▸ **WORK TO BE COMPLETED**
Work out how many lines have "available" in them. Give only that number.

▸ **DATA PROVIDED**
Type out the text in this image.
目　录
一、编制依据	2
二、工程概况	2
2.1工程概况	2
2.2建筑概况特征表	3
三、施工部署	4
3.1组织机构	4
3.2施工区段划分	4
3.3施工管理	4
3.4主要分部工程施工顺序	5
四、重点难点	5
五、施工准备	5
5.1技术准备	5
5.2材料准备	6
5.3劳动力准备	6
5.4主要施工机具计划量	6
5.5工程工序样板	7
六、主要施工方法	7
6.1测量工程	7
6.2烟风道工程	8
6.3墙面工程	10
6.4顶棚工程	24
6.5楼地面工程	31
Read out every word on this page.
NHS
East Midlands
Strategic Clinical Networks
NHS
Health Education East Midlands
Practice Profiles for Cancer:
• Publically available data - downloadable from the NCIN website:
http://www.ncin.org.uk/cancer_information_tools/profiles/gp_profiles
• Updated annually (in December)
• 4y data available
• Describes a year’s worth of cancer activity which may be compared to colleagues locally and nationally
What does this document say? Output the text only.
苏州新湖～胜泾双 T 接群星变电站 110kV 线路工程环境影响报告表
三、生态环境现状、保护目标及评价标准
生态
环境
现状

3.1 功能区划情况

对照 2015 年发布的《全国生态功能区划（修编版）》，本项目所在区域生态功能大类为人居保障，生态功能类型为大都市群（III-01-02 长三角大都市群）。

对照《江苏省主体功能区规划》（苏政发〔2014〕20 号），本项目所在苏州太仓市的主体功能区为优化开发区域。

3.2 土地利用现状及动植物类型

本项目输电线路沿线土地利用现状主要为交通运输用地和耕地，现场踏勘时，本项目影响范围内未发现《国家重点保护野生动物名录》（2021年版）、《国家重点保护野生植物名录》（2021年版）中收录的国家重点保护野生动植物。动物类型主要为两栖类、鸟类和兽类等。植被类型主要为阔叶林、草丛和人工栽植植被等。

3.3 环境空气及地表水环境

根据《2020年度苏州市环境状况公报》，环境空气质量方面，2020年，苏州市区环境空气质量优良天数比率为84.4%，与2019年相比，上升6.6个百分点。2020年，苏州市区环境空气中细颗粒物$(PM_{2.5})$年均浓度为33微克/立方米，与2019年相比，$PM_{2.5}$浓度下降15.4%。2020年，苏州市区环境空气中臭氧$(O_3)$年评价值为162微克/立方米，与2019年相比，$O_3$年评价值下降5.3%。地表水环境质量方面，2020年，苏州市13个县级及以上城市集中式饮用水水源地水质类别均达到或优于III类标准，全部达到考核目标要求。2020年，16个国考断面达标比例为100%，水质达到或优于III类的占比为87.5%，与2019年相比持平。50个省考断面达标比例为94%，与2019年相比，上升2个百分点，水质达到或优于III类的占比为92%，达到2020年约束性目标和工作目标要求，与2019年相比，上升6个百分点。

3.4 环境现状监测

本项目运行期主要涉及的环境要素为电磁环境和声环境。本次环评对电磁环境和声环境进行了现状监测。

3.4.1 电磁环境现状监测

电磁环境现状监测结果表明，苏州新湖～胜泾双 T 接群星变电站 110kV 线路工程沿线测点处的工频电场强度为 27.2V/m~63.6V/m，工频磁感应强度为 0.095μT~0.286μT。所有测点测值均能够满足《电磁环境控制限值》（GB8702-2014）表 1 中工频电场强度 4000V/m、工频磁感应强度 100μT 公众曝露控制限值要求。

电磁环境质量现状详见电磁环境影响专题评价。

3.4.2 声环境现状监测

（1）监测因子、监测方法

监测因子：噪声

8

▸ **WRITTEN ANSWER**
2